(Stored records)

• • • •

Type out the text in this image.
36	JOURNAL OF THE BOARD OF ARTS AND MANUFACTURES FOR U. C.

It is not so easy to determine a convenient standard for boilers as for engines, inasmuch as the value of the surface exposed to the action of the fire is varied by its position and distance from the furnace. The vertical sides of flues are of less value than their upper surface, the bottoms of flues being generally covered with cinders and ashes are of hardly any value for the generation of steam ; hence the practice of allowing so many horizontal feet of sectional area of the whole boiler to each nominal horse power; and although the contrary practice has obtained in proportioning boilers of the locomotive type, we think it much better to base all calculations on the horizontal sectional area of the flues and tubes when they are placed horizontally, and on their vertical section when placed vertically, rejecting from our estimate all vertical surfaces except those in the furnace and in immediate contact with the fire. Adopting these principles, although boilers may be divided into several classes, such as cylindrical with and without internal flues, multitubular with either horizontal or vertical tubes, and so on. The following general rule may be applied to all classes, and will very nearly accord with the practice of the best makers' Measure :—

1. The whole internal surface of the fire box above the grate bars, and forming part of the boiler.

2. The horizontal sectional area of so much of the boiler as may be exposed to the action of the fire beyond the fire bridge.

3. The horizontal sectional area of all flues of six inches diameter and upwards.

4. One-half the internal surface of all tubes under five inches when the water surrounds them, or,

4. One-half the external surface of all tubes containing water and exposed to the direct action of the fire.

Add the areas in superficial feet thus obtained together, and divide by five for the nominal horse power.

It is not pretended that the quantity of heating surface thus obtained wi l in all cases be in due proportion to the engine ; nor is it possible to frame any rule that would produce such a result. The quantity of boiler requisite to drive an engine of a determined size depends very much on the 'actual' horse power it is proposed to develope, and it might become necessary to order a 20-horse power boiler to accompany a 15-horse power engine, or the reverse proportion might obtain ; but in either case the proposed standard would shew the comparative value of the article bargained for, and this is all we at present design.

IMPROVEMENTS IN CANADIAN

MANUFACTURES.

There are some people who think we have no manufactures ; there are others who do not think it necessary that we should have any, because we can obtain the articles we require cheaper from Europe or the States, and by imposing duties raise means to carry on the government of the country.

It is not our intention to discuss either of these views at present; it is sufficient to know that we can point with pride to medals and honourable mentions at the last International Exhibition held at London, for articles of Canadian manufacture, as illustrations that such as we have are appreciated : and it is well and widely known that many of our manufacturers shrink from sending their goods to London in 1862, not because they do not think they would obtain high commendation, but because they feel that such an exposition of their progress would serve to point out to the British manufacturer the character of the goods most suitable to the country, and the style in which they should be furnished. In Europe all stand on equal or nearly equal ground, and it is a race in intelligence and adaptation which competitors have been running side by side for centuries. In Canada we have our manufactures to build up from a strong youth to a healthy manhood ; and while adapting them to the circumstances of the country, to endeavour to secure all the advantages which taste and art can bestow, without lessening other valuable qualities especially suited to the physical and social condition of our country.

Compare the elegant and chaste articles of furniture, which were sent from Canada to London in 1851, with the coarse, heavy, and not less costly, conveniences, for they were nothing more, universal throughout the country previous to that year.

• • • •

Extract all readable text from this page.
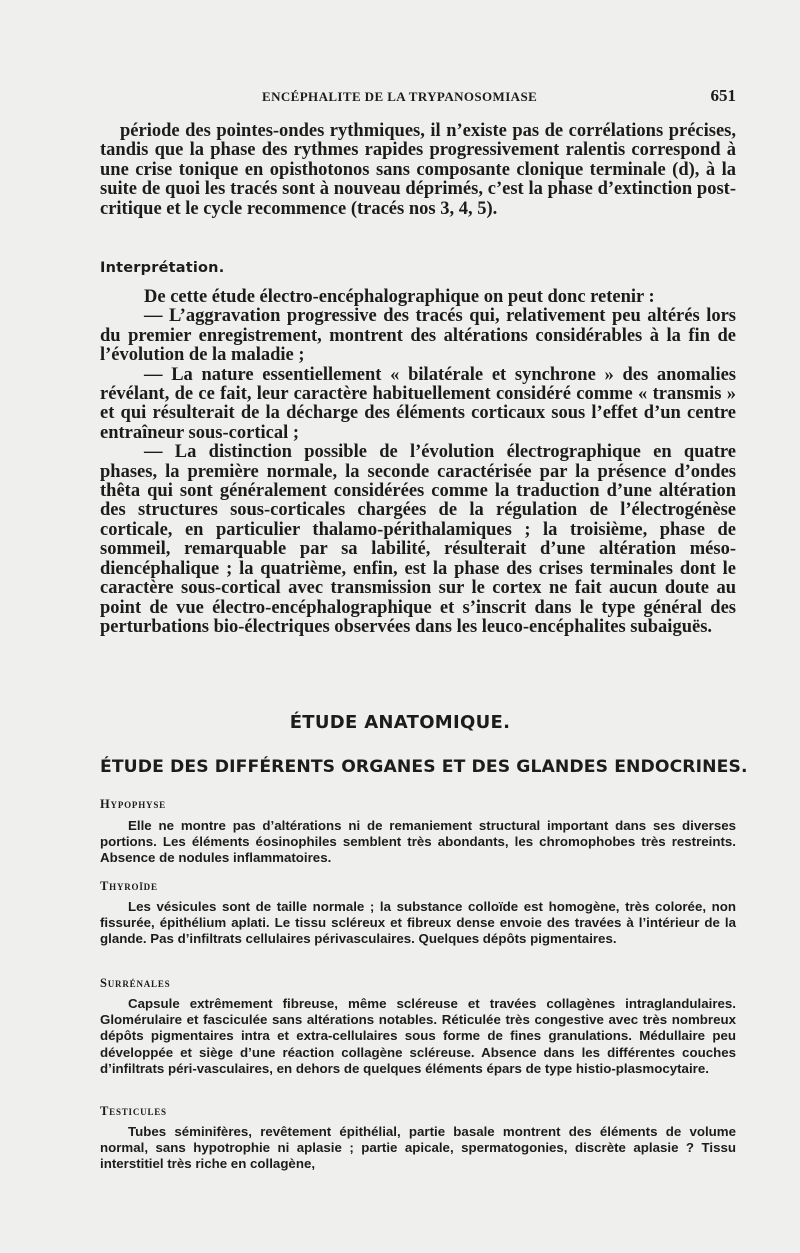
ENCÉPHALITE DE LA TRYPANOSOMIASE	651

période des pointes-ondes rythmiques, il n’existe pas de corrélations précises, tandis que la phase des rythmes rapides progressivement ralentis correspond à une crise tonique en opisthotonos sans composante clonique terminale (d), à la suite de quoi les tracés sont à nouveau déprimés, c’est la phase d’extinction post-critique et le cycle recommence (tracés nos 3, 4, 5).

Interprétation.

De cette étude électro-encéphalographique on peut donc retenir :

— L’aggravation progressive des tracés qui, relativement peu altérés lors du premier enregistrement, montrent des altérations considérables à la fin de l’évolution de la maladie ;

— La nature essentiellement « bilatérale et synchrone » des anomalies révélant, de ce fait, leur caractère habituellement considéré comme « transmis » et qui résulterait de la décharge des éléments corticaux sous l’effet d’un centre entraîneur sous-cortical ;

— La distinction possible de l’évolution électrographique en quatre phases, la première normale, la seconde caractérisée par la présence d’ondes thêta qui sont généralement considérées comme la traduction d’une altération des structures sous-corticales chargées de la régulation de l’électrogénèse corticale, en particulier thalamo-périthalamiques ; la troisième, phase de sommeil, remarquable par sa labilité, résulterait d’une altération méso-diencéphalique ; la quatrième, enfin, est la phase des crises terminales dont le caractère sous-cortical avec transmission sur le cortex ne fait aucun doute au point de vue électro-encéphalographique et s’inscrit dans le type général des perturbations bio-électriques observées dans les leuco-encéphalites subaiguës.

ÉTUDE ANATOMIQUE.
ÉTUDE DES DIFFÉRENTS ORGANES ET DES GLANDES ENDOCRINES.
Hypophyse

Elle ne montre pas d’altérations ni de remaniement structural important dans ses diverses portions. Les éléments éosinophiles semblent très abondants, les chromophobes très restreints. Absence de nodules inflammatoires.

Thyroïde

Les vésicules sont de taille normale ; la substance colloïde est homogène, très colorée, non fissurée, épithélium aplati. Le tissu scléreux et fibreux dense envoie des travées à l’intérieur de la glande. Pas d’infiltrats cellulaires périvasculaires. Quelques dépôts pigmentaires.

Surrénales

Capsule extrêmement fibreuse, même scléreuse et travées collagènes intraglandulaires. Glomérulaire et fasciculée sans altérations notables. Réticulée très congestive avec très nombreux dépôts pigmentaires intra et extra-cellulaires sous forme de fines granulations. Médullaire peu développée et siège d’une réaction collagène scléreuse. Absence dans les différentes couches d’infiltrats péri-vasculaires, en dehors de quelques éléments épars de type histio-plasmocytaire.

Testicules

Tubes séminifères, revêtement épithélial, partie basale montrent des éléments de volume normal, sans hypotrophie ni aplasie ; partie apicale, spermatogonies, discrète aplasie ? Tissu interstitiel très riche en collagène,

• • • •

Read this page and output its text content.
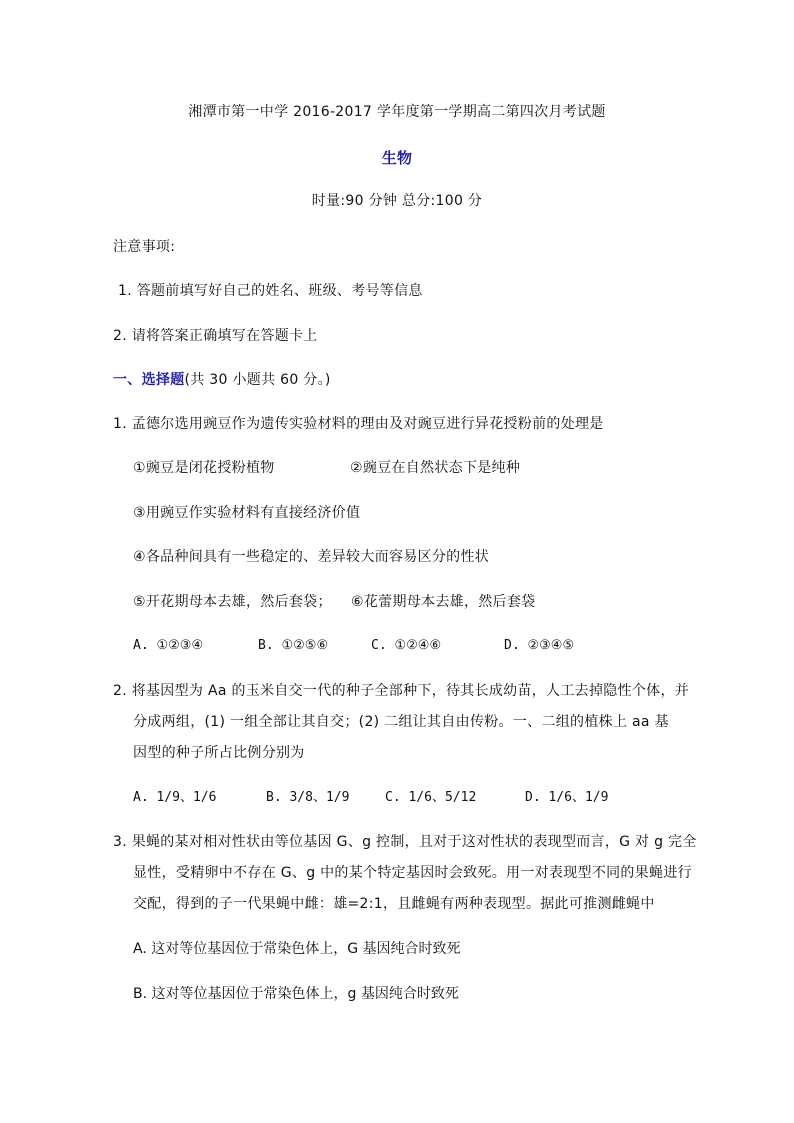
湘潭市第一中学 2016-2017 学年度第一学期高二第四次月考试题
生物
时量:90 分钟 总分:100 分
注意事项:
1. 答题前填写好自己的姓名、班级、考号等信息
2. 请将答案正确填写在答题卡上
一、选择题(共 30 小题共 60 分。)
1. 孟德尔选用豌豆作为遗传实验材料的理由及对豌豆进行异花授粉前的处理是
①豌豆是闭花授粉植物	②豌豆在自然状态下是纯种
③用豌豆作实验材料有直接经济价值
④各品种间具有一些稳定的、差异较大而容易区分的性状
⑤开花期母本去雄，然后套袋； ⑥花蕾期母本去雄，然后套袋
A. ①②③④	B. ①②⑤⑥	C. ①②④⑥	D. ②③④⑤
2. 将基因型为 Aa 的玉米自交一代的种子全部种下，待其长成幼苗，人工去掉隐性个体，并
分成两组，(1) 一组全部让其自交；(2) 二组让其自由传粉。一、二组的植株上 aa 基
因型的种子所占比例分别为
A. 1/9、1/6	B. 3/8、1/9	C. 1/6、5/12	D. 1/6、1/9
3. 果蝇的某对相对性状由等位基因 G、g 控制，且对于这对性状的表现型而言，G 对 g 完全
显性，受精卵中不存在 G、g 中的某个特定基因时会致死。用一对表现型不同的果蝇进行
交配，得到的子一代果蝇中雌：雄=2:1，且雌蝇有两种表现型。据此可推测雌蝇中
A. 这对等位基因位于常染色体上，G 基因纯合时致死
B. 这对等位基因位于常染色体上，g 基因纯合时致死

• • • •

Job – Show all lines from the listing above in which "them" appears.

The result –
4. One-half the internal surface of all tubes under five inches when the water surrounds them, or,
It is not our intention to discuss either of these views at present; it is sufficient to know that we can point with pride to medals and honourable mentions at the last International Exhibition held at London, for articles of Canadian manufacture, as illustrations that such as we have are appreciated : and it is well and widely known that many of our manufacturers shrink from sending their goods to London in 1862, not because they do not think they would obtain high commendation, but because they feel that such an exposition of their progress would serve to point out to the British manufacturer the character of the goods most suitable to the country, and the style in which they should be furnished. In Europe all stand on equal or nearly equal ground, and it is a race in intelligence and adaptation which competitors have been running side by side for centuries. In Canada we have our manufactures to build up from a strong youth to a healthy manhood ; and while adapting them to the circumstances of the country, to endeavour to secure all the advantages which taste and art can bestow, without lessening other valuable qualities especially suited to the physical and social condition of our country.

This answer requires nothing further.